Stated problem:
Write out the data again in full, exactly as it reads.

START Data for this task

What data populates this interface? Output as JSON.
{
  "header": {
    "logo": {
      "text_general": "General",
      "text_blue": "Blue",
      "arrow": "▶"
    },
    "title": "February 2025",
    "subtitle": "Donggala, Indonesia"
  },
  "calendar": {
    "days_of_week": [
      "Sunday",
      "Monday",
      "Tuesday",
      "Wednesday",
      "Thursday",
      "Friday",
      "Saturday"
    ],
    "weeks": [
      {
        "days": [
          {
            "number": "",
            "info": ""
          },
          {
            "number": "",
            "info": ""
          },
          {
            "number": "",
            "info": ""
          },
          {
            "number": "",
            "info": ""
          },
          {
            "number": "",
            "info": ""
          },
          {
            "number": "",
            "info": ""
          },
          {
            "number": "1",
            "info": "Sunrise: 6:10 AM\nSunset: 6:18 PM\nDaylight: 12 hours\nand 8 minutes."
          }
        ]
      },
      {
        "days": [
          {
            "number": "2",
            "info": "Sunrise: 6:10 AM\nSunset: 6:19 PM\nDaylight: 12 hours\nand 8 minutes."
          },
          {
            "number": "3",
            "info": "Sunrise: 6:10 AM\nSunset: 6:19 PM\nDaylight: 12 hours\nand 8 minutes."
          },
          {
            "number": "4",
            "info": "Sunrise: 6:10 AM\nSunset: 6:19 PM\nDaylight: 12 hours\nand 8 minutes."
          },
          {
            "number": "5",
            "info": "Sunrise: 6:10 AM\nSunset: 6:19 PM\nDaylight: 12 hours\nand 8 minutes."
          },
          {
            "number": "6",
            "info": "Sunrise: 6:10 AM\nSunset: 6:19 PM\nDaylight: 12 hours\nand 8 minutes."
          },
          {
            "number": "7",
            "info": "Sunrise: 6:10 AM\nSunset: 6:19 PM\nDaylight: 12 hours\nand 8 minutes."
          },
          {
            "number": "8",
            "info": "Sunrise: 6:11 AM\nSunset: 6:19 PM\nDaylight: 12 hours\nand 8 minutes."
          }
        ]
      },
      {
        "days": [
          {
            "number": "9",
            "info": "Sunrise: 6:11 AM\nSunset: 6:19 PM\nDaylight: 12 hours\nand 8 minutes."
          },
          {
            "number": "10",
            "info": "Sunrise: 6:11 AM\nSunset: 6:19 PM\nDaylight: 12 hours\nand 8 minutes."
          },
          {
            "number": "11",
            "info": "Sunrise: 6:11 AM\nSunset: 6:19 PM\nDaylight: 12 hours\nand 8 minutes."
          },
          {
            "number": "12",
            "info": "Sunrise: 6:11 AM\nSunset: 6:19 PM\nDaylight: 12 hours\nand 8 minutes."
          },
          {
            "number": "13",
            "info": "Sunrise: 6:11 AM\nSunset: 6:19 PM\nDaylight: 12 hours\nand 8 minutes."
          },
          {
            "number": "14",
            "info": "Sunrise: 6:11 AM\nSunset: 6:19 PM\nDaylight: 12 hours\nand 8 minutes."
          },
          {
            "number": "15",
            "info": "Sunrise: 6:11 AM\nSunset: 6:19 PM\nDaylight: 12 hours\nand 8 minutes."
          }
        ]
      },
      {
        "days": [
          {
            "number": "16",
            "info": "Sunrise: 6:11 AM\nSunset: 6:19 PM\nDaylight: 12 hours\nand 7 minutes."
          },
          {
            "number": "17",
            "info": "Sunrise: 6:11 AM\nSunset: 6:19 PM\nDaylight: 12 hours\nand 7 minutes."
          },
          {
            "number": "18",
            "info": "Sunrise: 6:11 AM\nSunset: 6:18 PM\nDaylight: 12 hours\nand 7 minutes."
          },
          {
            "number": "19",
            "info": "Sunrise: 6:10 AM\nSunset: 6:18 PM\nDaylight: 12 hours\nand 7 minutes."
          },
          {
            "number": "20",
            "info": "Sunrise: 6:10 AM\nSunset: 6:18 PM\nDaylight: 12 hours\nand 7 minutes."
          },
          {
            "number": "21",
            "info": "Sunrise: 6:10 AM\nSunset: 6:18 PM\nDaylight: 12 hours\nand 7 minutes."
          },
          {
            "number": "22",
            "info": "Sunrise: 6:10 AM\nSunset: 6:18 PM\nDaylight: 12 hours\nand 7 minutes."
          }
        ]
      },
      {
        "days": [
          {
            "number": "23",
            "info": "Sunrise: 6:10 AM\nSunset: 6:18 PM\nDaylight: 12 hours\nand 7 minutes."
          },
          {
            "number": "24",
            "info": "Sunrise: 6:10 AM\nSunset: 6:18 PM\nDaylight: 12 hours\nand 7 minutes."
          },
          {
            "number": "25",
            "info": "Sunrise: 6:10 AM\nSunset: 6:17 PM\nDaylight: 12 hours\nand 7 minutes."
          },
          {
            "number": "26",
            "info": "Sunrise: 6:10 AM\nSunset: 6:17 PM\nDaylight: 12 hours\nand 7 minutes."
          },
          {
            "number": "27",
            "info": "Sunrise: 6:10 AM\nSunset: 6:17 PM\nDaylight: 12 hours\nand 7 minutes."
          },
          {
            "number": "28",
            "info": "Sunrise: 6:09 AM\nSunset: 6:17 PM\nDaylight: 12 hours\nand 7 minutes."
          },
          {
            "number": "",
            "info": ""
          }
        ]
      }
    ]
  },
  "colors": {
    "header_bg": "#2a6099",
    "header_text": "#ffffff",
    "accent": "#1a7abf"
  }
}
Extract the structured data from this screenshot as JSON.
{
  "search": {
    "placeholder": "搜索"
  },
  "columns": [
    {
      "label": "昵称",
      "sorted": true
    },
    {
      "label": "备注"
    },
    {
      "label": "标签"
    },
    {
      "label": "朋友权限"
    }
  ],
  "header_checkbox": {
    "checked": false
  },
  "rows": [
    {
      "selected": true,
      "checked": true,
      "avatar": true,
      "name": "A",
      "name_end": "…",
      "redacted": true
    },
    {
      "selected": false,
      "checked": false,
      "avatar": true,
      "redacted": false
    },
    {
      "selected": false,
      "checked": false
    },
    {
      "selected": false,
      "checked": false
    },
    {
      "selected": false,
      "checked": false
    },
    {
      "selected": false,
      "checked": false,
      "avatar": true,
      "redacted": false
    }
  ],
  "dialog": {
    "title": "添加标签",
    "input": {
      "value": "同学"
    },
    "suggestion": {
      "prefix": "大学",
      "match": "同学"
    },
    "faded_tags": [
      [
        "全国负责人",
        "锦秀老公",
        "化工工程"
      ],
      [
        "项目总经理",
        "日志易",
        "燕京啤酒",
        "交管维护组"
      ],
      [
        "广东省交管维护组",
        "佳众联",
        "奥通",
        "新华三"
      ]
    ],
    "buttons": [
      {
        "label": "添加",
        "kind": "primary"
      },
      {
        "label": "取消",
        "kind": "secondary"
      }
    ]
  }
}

END Data for this task

Task response:
What data populates this interface? Output as JSON.
{
  "header": {
    "logo": {
      "text_general": "General",
      "text_blue": "Blue",
      "arrow": "▶"
    },
    "title": "February 2025",
    "subtitle": "Donggala, Indonesia"
  },
  "calendar": {
    "days_of_week": [
      "Sunday",
      "Monday",
      "Tuesday",
      "Wednesday",
      "Thursday",
      "Friday",
      "Saturday"
    ],
    "weeks": [
      {
        "days": [
          {
            "number": "",
            "info": ""
          },
          {
            "number": "",
            "info": ""
          },
          {
            "number": "",
            "info": ""
          },
          {
            "number": "",
            "info": ""
          },
          {
            "number": "",
            "info": ""
          },
          {
            "number": "",
            "info": ""
          },
          {
            "number": "1",
            "info": "Sunrise: 6:10 AM\nSunset: 6:18 PM\nDaylight: 12 hours\nand 8 minutes."
          }
        ]
      },
      {
        "days": [
          {
            "number": "2",
            "info": "Sunrise: 6:10 AM\nSunset: 6:19 PM\nDaylight: 12 hours\nand 8 minutes."
          },
          {
            "number": "3",
            "info": "Sunrise: 6:10 AM\nSunset: 6:19 PM\nDaylight: 12 hours\nand 8 minutes."
          },
          {
            "number": "4",
            "info": "Sunrise: 6:10 AM\nSunset: 6:19 PM\nDaylight: 12 hours\nand 8 minutes."
          },
          {
            "number": "5",
            "info": "Sunrise: 6:10 AM\nSunset: 6:19 PM\nDaylight: 12 hours\nand 8 minutes."
          },
          {
            "number": "6",
            "info": "Sunrise: 6:10 AM\nSunset: 6:19 PM\nDaylight: 12 hours\nand 8 minutes."
          },
          {
            "number": "7",
            "info": "Sunrise: 6:10 AM\nSunset: 6:19 PM\nDaylight: 12 hours\nand 8 minutes."
          },
          {
            "number": "8",
            "info": "Sunrise: 6:11 AM\nSunset: 6:19 PM\nDaylight: 12 hours\nand 8 minutes."
          }
        ]
      },
      {
        "days": [
          {
            "number": "9",
            "info": "Sunrise: 6:11 AM\nSunset: 6:19 PM\nDaylight: 12 hours\nand 8 minutes."
          },
          {
            "number": "10",
            "info": "Sunrise: 6:11 AM\nSunset: 6:19 PM\nDaylight: 12 hours\nand 8 minutes."
          },
          {
            "number": "11",
            "info": "Sunrise: 6:11 AM\nSunset: 6:19 PM\nDaylight: 12 hours\nand 8 minutes."
          },
          {
            "number": "12",
            "info": "Sunrise: 6:11 AM\nSunset: 6:19 PM\nDaylight: 12 hours\nand 8 minutes."
          },
          {
            "number": "13",
            "info": "Sunrise: 6:11 AM\nSunset: 6:19 PM\nDaylight: 12 hours\nand 8 minutes."
          },
          {
            "number": "14",
            "info": "Sunrise: 6:11 AM\nSunset: 6:19 PM\nDaylight: 12 hours\nand 8 minutes."
          },
          {
            "number": "15",
            "info": "Sunrise: 6:11 AM\nSunset: 6:19 PM\nDaylight: 12 hours\nand 8 minutes."
          }
        ]
      },
      {
        "days": [
          {
            "number": "16",
            "info": "Sunrise: 6:11 AM\nSunset: 6:19 PM\nDaylight: 12 hours\nand 7 minutes."
          },
          {
            "number": "17",
            "info": "Sunrise: 6:11 AM\nSunset: 6:19 PM\nDaylight: 12 hours\nand 7 minutes."
          },
          {
            "number": "18",
            "info": "Sunrise: 6:11 AM\nSunset: 6:18 PM\nDaylight: 12 hours\nand 7 minutes."
          },
          {
            "number": "19",
            "info": "Sunrise: 6:10 AM\nSunset: 6:18 PM\nDaylight: 12 hours\nand 7 minutes."
          },
          {
            "number": "20",
            "info": "Sunrise: 6:10 AM\nSunset: 6:18 PM\nDaylight: 12 hours\nand 7 minutes."
          },
          {
            "number": "21",
            "info": "Sunrise: 6:10 AM\nSunset: 6:18 PM\nDaylight: 12 hours\nand 7 minutes."
          },
          {
            "number": "22",
            "info": "Sunrise: 6:10 AM\nSunset: 6:18 PM\nDaylight: 12 hours\nand 7 minutes."
          }
        ]
      },
      {
        "days": [
          {
            "number": "23",
            "info": "Sunrise: 6:10 AM\nSunset: 6:18 PM\nDaylight: 12 hours\nand 7 minutes."
          },
          {
            "number": "24",
            "info": "Sunrise: 6:10 AM\nSunset: 6:18 PM\nDaylight: 12 hours\nand 7 minutes."
          },
          {
            "number": "25",
            "info": "Sunrise: 6:10 AM\nSunset: 6:17 PM\nDaylight: 12 hours\nand 7 minutes."
          },
          {
            "number": "26",
            "info": "Sunrise: 6:10 AM\nSunset: 6:17 PM\nDaylight: 12 hours\nand 7 minutes."
          },
          {
            "number": "27",
            "info": "Sunrise: 6:10 AM\nSunset: 6:17 PM\nDaylight: 12 hours\nand 7 minutes."
          },
          {
            "number": "28",
            "info": "Sunrise: 6:09 AM\nSunset: 6:17 PM\nDaylight: 12 hours\nand 7 minutes."
          },
          {
            "number": "",
            "info": ""
          }
        ]
      }
    ]
  },
  "colors": {
    "header_bg": "#2a6099",
    "header_text": "#ffffff",
    "accent": "#1a7abf"
  }
}
Extract the structured data from this screenshot as JSON.
{
  "search": {
    "placeholder": "搜索"
  },
  "columns": [
    {
      "label": "昵称",
      "sorted": true
    },
    {
      "label": "备注"
    },
    {
      "label": "标签"
    },
    {
      "label": "朋友权限"
    }
  ],
  "header_checkbox": {
    "checked": false
  },
  "rows": [
    {
      "selected": true,
      "checked": true,
      "avatar": true,
      "name": "A",
      "name_end": "…",
      "redacted": true
    },
    {
      "selected": false,
      "checked": false,
      "avatar": true,
      "redacted": false
    },
    {
      "selected": false,
      "checked": false
    },
    {
      "selected": false,
      "checked": false
    },
    {
      "selected": false,
      "checked": false
    },
    {
      "selected": false,
      "checked": false,
      "avatar": true,
      "redacted": false
    }
  ],
  "dialog": {
    "title": "添加标签",
    "input": {
      "value": "同学"
    },
    "suggestion": {
      "prefix": "大学",
      "match": "同学"
    },
    "faded_tags": [
      [
        "全国负责人",
        "锦秀老公",
        "化工工程"
      ],
      [
        "项目总经理",
        "日志易",
        "燕京啤酒",
        "交管维护组"
      ],
      [
        "广东省交管维护组",
        "佳众联",
        "奥通",
        "新华三"
      ]
    ],
    "buttons": [
      {
        "label": "添加",
        "kind": "primary"
      },
      {
        "label": "取消",
        "kind": "secondary"
      }
    ]
  }
}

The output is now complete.